» TEXTE CHOISI:
--

Son détour par l'Orient marocain, un souvenir aigre et douloureux, car en terre islamique, la femme compte pour de l'huile. Nous vaut une charge féroce lorsque Nico et le docteur lui permettent de libérer le flot trop longtemps contenu. Ce qu'elle y détesta le plus ? L'hypocrisie infestant tout.


« Je ne laisserai personne défendre une société dont seuls, argent facilitant le mensonge, les riches s’accommodent. Là-bas, je n’ai vu qu’injustice, tromperie, tristesse, solitude, dureté et indifférence, n’ai entendu que ragots et calomnies. (…) Quant à la célibataire, visage pâle et cheveux en arrière, la pauvre n’a pas trouvé de mari, elle est stérile bien entendu, hermaphrodite ou bien elle pue, son ventre serait couvert de poils ou bien elle cache une queue toute velue. La raison ? Sa mère, en sa jeunesse, aurait couché avec un juif et en serait restée infectée. » Infectée. Contaminée.

--

» VOTRE CONSIGNE:
Reproduisez à l'identique, s'il vous plaît, la portion du texte sur le Maroc qui commence à « Son détour par » et se termine à « L'hypocrisie infestant tout. ».

--

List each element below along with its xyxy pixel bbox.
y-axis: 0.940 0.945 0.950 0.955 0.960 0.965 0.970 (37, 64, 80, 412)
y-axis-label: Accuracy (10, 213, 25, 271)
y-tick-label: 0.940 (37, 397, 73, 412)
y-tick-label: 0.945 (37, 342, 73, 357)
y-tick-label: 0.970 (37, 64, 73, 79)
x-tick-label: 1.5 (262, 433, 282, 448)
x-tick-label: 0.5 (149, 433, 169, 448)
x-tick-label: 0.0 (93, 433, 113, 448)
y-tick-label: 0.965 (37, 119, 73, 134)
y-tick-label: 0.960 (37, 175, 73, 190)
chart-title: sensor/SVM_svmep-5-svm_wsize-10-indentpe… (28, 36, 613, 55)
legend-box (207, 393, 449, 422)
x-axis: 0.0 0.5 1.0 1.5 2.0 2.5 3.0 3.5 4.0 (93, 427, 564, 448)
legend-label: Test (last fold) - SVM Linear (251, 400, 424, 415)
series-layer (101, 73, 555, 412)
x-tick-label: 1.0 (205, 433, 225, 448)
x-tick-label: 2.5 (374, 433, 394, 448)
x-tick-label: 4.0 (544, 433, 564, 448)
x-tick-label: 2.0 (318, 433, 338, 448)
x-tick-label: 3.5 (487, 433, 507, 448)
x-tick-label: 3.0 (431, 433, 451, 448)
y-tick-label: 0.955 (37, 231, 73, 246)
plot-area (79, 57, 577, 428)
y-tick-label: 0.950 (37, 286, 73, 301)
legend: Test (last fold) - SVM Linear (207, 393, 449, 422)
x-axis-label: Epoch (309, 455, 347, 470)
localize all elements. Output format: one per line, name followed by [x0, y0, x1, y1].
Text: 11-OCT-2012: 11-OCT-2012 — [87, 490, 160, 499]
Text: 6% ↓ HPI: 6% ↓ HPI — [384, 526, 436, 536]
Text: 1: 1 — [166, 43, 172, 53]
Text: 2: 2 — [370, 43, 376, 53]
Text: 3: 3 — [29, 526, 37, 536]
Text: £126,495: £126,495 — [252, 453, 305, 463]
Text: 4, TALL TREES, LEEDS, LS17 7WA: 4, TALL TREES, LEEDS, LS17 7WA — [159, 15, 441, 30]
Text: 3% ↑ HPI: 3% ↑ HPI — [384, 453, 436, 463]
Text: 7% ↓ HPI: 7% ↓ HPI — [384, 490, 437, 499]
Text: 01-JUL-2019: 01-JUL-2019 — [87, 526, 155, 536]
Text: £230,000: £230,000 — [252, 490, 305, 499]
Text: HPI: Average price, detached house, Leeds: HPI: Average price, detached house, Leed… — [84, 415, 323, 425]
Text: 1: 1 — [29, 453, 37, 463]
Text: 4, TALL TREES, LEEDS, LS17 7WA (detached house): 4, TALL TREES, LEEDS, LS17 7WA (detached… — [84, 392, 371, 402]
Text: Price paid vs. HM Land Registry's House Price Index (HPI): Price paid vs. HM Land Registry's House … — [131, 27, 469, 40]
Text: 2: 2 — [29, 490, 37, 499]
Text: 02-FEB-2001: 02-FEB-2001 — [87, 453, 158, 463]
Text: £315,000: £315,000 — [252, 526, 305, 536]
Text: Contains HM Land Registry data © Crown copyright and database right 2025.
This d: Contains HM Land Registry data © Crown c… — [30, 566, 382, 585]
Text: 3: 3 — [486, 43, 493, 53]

--

» RÉPONSE:
Son détour par l'Orient marocain, un souvenir aigre et douloureux, car en terre islamique, la femme compte pour de l'huile. Nous vaut une charge féroce lorsque Nico et le docteur lui permettent de libérer le flot trop longtemps contenu. Ce qu'elle y détesta le plus ? L'hypocrisie infestant tout.